### What to do
Give only the number of lines in the data that contain the word "values".

Items from a figure collection
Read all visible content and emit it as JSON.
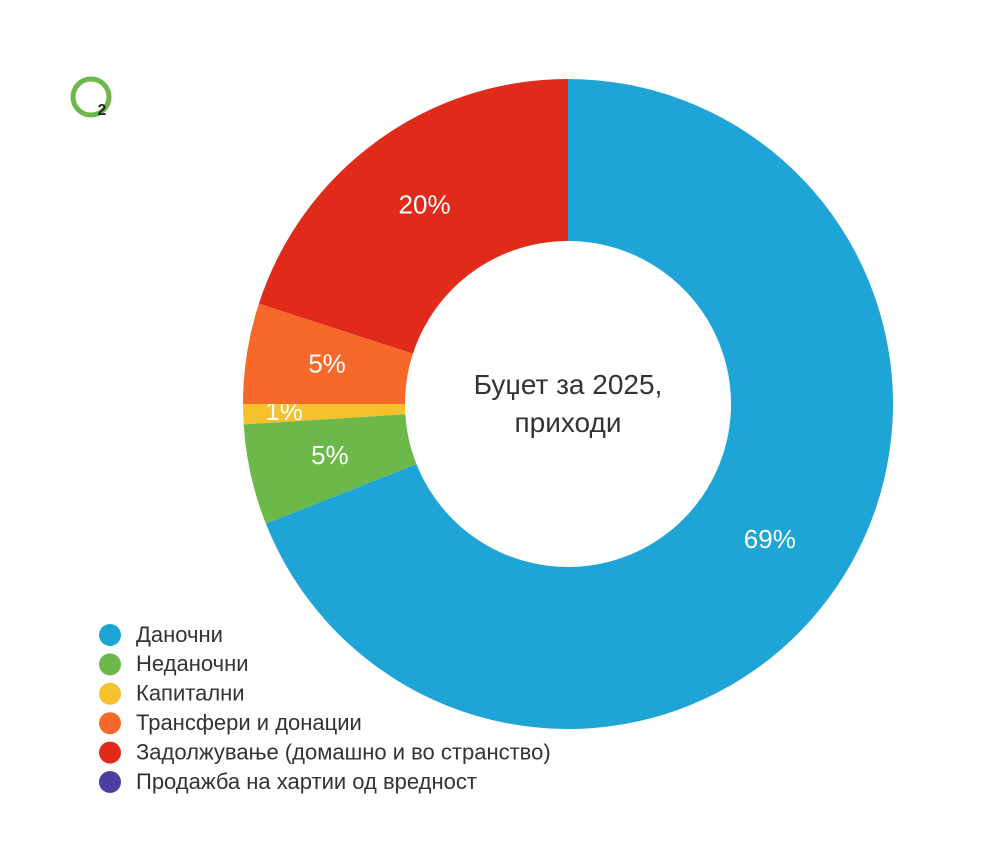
{
  "chart_data": {
    "type": "donut",
    "title": "Буџет за 2025, приходи",
    "logo": "2",
    "categories": [
      "Даночни",
      "Неданочни",
      "Капитални",
      "Трансфери и донации",
      "Задолжување (домашно и во странство)",
      "Продажба на хартии од вредност"
    ],
    "values": [
      69,
      5,
      1,
      5,
      20,
      0
    ],
    "value_labels": [
      "69%",
      "5%",
      "1%",
      "5%",
      "20%",
      null
    ],
    "colors": [
      "#1ea5d6",
      "#6db84a",
      "#f5c12e",
      "#f7692a",
      "#e02b1a",
      "#4a3fa0"
    ],
    "legend": "bottom-left"
  }
}
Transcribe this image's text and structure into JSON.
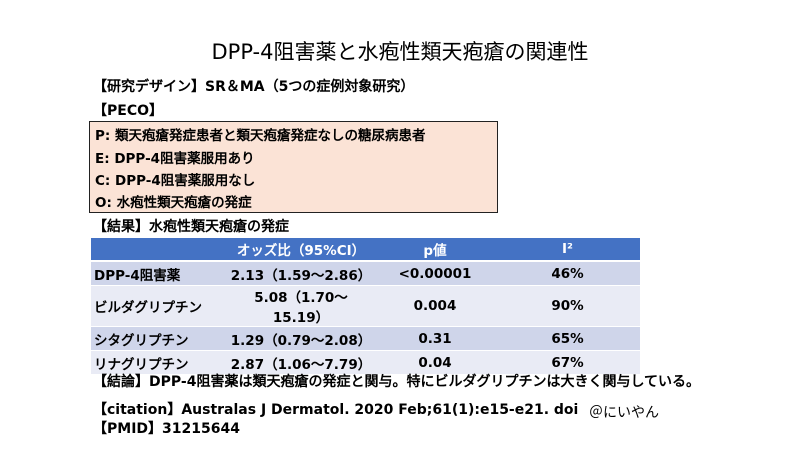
{
  "title": "DPP-4阻害薬と水疱性類天疱瘡の関連性",
  "design": "【研究デザイン】SR＆MA（5つの症例対象研究）",
  "peco_heading": "【PECO】",
  "peco": [
    "P: 類天疱瘡発症患者と類天疱瘡発症なしの糖尿病患者",
    "E: DPP-4阻害薬服用あり",
    "C: DPP-4阻害薬服用なし",
    "O: 水疱性類天疱瘡の発症"
  ],
  "result_heading": "【結果】水疱性類天疱瘡の発症",
  "table": {
    "headers": [
      "",
      "オッズ比（95%CI）",
      "p値",
      "I²"
    ],
    "rows": [
      [
        "DPP-4阻害薬",
        "2.13（1.59～2.86）",
        "<0.00001",
        "46%"
      ],
      [
        "ビルダグリプチン",
        "5.08（1.70～15.19）",
        "0.004",
        "90%"
      ],
      [
        "シタグリプチン",
        "1.29（0.79～2.08）",
        "0.31",
        "65%"
      ],
      [
        "リナグリプチン",
        "2.87（1.06～7.79）",
        "0.04",
        "67%"
      ]
    ]
  },
  "conclusion": "【結論】DPP-4阻害薬は類天疱瘡の発症と関与。特にビルダグリプチンは大きく関与している。",
  "citation": "【citation】Australas J Dermatol. 2020 Feb;61(1):e15-e21. doi",
  "pmid": "【PMID】31215644",
  "handle": "＠にいやん"
}
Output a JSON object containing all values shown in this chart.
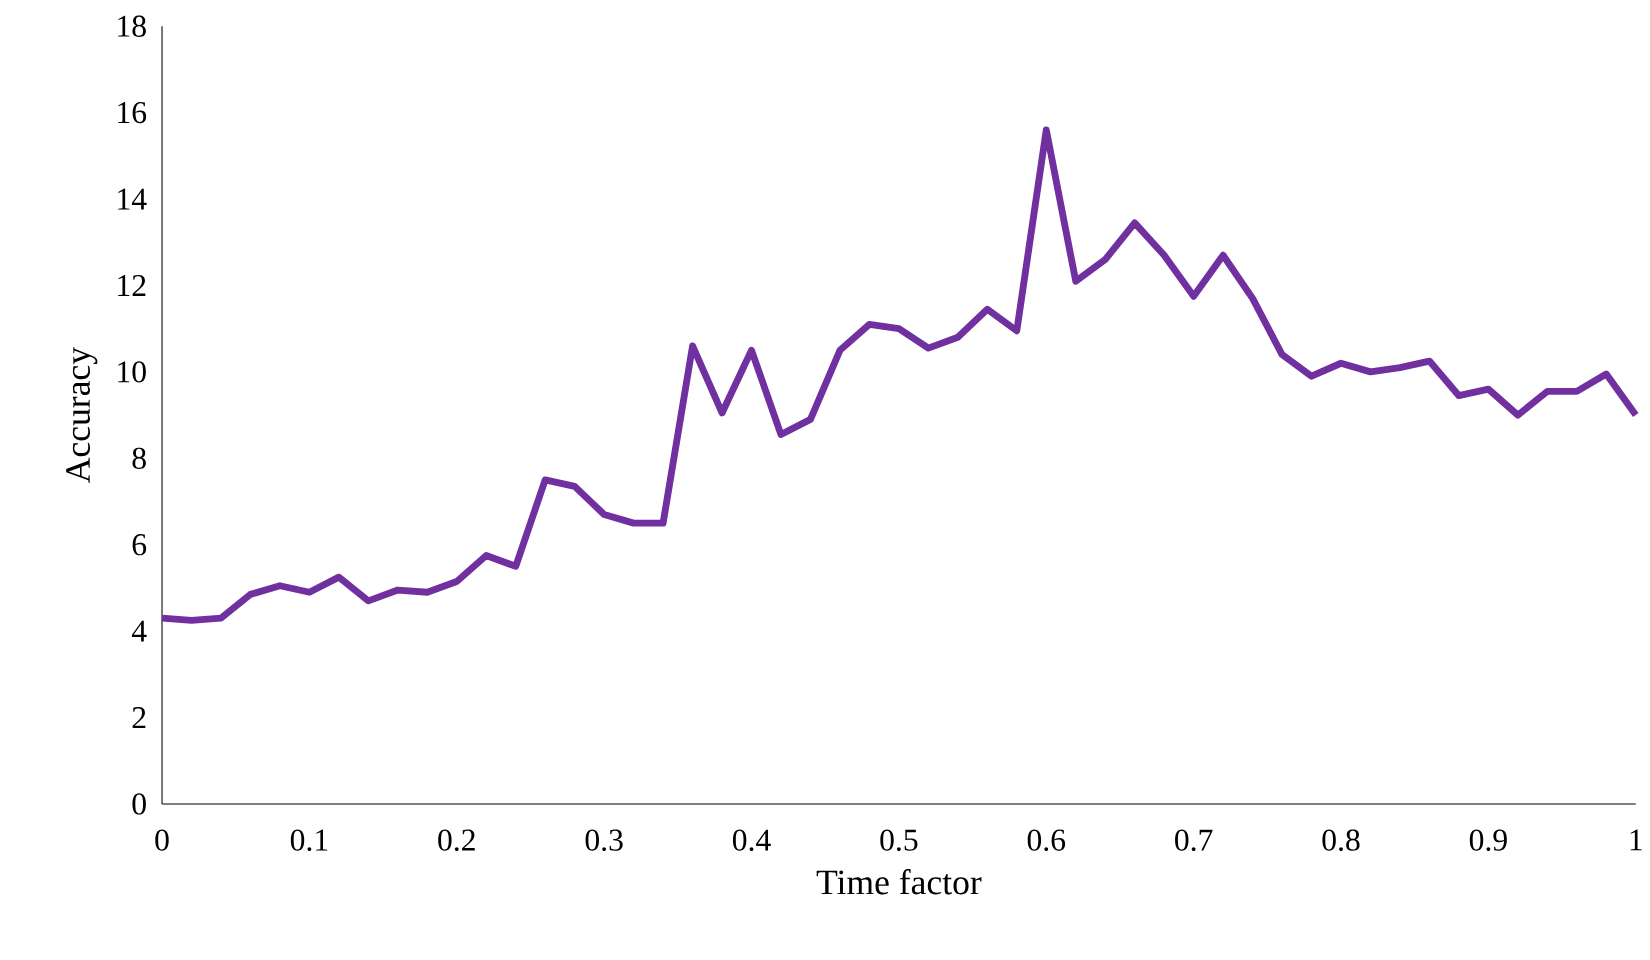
{
  "chart_data": {
    "type": "line",
    "xlabel": "Time factor",
    "ylabel": "Accuracy",
    "x": [
      0,
      0.02,
      0.04,
      0.06,
      0.08,
      0.1,
      0.12,
      0.14,
      0.16,
      0.18,
      0.2,
      0.22,
      0.24,
      0.26,
      0.28,
      0.3,
      0.32,
      0.34,
      0.36,
      0.38,
      0.4,
      0.42,
      0.44,
      0.46,
      0.48,
      0.5,
      0.52,
      0.54,
      0.56,
      0.58,
      0.6,
      0.62,
      0.64,
      0.66,
      0.68,
      0.7,
      0.72,
      0.74,
      0.76,
      0.78,
      0.8,
      0.82,
      0.84,
      0.86,
      0.88,
      0.9,
      0.92,
      0.94,
      0.96,
      0.98,
      1
    ],
    "series": [
      {
        "color": "#7030a0",
        "values": [
          4.3,
          4.25,
          4.3,
          4.85,
          5.05,
          4.9,
          5.25,
          4.7,
          4.95,
          4.9,
          5.15,
          5.75,
          5.5,
          7.5,
          7.35,
          6.7,
          6.5,
          6.5,
          10.6,
          9.05,
          10.5,
          8.55,
          8.9,
          10.5,
          11.1,
          11.0,
          10.55,
          10.8,
          11.45,
          10.95,
          15.6,
          12.1,
          12.6,
          13.45,
          12.7,
          11.75,
          12.7,
          11.7,
          10.4,
          9.9,
          10.2,
          10.0,
          10.1,
          10.25,
          9.45,
          9.6,
          9.0,
          9.55,
          9.55,
          9.95,
          9.0
        ]
      }
    ],
    "xlim": [
      0,
      1
    ],
    "ylim": [
      0,
      18
    ],
    "xticks": [
      0,
      0.1,
      0.2,
      0.3,
      0.4,
      0.5,
      0.6,
      0.7,
      0.8,
      0.9,
      1
    ],
    "yticks": [
      0,
      2,
      4,
      6,
      8,
      10,
      12,
      14,
      16,
      18
    ],
    "marker": "none",
    "line_style": "solid"
  }
}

### Result for this exercise
3